▸ What you have to do: Pick out all lines of the entries that include the word "помощью" and copy them.

Items from a dataset:
■ ■ ■
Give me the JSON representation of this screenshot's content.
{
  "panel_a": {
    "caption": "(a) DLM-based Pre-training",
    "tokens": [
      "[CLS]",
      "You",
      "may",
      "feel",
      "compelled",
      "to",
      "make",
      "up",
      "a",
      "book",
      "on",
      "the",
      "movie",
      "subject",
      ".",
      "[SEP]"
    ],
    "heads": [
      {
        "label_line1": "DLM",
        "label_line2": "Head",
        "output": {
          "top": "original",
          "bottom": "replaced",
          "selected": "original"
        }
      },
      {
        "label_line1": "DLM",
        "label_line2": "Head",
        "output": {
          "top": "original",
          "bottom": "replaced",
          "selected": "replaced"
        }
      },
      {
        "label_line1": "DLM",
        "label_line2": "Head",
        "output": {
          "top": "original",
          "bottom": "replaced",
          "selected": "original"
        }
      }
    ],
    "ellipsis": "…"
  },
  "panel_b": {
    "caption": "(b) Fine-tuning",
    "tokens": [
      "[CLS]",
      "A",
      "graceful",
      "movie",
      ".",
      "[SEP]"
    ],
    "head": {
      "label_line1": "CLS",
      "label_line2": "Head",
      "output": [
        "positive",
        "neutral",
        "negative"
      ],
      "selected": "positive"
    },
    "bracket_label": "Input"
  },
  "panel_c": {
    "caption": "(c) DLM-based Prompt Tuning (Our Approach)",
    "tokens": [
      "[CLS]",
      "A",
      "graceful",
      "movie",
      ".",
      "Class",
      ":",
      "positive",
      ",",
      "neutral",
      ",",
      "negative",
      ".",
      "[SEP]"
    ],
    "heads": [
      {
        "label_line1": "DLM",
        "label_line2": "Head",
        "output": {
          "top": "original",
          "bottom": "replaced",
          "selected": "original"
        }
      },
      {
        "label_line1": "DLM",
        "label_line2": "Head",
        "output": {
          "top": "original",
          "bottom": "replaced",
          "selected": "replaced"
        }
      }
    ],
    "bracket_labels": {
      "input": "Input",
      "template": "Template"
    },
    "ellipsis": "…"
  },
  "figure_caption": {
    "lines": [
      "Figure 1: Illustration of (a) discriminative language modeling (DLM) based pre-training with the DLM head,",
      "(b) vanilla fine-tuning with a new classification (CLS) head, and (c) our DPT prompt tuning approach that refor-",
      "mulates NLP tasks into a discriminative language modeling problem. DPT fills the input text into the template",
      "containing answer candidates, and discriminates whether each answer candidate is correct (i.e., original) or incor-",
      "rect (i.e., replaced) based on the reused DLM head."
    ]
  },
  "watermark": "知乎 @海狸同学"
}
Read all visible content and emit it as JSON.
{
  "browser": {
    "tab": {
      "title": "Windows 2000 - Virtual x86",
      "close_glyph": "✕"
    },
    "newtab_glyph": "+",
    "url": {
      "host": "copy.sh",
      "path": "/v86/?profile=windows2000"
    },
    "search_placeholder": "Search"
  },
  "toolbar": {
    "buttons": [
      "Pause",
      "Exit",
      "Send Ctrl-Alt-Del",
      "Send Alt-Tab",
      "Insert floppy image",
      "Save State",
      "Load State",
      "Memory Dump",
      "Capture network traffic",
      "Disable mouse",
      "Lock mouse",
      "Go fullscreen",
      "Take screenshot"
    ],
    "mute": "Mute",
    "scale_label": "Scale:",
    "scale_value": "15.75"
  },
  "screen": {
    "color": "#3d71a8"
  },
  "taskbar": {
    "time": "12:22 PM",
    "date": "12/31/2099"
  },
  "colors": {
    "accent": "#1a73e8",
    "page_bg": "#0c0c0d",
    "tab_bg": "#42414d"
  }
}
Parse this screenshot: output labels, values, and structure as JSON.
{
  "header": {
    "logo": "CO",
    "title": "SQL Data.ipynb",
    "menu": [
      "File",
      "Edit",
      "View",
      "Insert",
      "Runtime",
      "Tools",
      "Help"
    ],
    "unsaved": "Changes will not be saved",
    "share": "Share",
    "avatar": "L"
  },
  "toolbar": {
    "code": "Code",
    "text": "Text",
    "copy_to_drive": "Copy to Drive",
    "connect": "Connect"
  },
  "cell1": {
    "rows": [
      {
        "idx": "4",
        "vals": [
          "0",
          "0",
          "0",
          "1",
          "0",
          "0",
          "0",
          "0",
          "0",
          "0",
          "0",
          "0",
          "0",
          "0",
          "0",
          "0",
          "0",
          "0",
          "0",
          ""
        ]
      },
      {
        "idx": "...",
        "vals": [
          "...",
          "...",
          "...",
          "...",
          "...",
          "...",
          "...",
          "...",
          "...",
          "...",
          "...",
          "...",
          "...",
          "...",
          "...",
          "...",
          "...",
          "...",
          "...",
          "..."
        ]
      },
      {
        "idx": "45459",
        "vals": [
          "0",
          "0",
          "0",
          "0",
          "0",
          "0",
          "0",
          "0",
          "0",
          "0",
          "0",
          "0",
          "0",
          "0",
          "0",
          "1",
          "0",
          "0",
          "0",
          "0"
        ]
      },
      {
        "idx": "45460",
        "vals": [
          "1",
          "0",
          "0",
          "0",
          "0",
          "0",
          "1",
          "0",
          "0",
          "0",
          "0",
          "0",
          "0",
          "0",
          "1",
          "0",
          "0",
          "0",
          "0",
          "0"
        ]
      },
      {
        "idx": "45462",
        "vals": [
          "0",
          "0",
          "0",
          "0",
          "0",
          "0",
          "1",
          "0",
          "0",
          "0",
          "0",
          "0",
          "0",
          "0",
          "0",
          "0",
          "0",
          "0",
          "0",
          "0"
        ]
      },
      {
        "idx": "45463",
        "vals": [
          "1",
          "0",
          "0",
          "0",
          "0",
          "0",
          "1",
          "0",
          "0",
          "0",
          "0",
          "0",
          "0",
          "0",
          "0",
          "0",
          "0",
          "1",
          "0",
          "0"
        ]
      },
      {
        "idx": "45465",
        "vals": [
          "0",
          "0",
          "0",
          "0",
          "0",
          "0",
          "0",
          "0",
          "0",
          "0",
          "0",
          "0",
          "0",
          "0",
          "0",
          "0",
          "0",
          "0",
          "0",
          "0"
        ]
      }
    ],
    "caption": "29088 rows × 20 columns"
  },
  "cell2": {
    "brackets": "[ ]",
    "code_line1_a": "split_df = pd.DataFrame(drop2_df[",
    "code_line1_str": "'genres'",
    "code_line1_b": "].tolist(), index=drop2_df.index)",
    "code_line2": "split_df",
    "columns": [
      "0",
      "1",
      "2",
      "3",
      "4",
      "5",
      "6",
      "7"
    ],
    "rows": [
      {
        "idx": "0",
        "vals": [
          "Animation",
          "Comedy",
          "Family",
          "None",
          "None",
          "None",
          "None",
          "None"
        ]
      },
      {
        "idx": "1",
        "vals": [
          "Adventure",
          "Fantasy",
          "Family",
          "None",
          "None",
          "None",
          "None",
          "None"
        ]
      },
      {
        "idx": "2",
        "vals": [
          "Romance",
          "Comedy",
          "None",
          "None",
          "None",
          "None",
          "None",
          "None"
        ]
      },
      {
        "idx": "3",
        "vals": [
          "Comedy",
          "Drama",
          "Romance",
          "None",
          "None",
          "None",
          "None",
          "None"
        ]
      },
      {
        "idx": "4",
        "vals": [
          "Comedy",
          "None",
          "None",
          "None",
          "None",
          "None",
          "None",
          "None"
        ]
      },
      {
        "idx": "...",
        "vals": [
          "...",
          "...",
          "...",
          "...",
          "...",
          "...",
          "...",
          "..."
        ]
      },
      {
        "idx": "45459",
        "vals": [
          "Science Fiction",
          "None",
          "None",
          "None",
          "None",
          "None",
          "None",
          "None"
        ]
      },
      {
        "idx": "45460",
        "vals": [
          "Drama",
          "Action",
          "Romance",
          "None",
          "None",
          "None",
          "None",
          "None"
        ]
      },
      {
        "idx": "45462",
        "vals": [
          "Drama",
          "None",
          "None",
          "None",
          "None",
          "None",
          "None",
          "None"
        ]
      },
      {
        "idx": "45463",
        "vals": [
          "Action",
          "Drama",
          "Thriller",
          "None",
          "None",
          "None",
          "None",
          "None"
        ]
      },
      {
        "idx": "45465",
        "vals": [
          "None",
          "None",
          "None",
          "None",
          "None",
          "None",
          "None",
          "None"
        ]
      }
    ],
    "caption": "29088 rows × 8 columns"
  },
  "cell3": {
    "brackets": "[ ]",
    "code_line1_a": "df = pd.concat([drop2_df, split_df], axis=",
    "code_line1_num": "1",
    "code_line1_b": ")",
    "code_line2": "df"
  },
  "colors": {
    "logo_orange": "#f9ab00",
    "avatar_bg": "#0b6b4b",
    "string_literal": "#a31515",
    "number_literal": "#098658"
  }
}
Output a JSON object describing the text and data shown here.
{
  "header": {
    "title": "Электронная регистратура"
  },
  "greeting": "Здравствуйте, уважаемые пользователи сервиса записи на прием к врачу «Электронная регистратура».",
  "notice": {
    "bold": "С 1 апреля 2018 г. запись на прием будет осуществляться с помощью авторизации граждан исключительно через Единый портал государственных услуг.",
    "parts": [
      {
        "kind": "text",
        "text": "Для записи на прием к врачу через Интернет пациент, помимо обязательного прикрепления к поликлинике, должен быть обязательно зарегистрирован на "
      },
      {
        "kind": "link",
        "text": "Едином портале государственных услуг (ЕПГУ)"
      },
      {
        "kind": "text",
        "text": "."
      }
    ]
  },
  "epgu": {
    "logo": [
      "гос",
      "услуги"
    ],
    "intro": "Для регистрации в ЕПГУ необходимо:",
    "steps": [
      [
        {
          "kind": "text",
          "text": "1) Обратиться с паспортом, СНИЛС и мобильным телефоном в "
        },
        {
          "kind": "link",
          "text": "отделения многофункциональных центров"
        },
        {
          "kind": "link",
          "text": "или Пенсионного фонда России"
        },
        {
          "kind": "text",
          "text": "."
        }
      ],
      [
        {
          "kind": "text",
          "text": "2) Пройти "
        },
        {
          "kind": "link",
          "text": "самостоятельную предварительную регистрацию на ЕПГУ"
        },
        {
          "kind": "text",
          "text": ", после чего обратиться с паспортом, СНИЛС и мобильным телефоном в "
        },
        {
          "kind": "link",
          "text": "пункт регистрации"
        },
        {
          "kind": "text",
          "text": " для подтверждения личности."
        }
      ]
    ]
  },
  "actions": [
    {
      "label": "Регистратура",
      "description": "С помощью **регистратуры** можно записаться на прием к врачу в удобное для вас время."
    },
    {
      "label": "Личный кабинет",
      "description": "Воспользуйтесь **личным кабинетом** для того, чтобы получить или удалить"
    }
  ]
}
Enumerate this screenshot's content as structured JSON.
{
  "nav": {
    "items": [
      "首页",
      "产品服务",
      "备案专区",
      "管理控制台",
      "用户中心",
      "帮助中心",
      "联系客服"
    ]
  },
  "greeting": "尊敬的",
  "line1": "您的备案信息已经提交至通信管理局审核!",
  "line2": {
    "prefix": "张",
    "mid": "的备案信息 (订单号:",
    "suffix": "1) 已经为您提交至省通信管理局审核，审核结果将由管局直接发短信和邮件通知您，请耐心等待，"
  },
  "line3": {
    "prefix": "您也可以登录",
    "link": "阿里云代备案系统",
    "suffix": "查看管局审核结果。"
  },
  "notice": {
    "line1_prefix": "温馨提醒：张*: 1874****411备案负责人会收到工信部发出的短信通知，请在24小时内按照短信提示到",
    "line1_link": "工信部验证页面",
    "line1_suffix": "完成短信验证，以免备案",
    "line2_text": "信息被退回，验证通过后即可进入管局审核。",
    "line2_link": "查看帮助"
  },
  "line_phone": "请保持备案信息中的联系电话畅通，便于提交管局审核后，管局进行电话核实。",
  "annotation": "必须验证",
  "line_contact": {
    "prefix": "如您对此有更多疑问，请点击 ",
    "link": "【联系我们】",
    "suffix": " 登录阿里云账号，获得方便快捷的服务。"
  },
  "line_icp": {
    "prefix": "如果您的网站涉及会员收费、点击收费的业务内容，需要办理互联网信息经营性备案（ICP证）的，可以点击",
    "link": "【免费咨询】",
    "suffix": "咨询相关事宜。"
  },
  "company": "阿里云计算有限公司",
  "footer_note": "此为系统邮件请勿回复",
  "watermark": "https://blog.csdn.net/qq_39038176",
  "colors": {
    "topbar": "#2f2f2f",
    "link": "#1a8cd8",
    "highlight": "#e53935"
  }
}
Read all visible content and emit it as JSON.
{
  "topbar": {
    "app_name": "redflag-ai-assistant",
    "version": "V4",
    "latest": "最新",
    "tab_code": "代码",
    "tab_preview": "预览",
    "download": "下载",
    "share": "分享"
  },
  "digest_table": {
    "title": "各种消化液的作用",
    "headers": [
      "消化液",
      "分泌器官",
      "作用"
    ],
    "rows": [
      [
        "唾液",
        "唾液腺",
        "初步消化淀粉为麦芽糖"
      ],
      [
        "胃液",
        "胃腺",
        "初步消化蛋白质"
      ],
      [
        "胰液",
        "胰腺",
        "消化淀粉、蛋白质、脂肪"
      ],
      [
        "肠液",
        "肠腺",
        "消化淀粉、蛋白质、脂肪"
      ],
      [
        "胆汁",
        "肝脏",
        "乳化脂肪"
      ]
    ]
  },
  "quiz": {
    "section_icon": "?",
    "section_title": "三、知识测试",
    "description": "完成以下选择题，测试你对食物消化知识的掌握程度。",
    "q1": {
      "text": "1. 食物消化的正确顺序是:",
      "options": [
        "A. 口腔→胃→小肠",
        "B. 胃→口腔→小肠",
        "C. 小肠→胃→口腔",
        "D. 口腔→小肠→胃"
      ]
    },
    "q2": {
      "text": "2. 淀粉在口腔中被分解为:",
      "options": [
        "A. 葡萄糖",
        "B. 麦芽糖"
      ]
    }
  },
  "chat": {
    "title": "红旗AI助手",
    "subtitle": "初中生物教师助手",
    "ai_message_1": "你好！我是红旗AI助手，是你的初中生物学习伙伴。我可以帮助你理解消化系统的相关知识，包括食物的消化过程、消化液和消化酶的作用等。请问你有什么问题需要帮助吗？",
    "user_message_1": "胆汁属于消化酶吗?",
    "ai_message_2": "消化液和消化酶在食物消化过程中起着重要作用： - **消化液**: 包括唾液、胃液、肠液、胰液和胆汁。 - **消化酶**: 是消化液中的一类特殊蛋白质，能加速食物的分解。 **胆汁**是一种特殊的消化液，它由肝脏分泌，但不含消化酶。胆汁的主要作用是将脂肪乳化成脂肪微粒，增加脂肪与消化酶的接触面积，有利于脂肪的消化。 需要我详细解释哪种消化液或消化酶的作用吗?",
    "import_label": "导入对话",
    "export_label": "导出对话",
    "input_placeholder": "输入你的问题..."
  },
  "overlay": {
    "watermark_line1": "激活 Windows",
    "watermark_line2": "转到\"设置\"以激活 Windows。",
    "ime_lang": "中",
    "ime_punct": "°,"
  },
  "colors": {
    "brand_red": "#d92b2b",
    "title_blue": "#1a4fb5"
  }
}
■ ■ ■
▸ Response to this exercise:
    "bold": "С 1 апреля 2018 г. запись на прием будет осуществляться с помощью авторизации граждан исключительно через Единый портал государственных услуг.",
      "description": "С помощью **регистратуры** можно записаться на прием к врачу в удобное для вас время."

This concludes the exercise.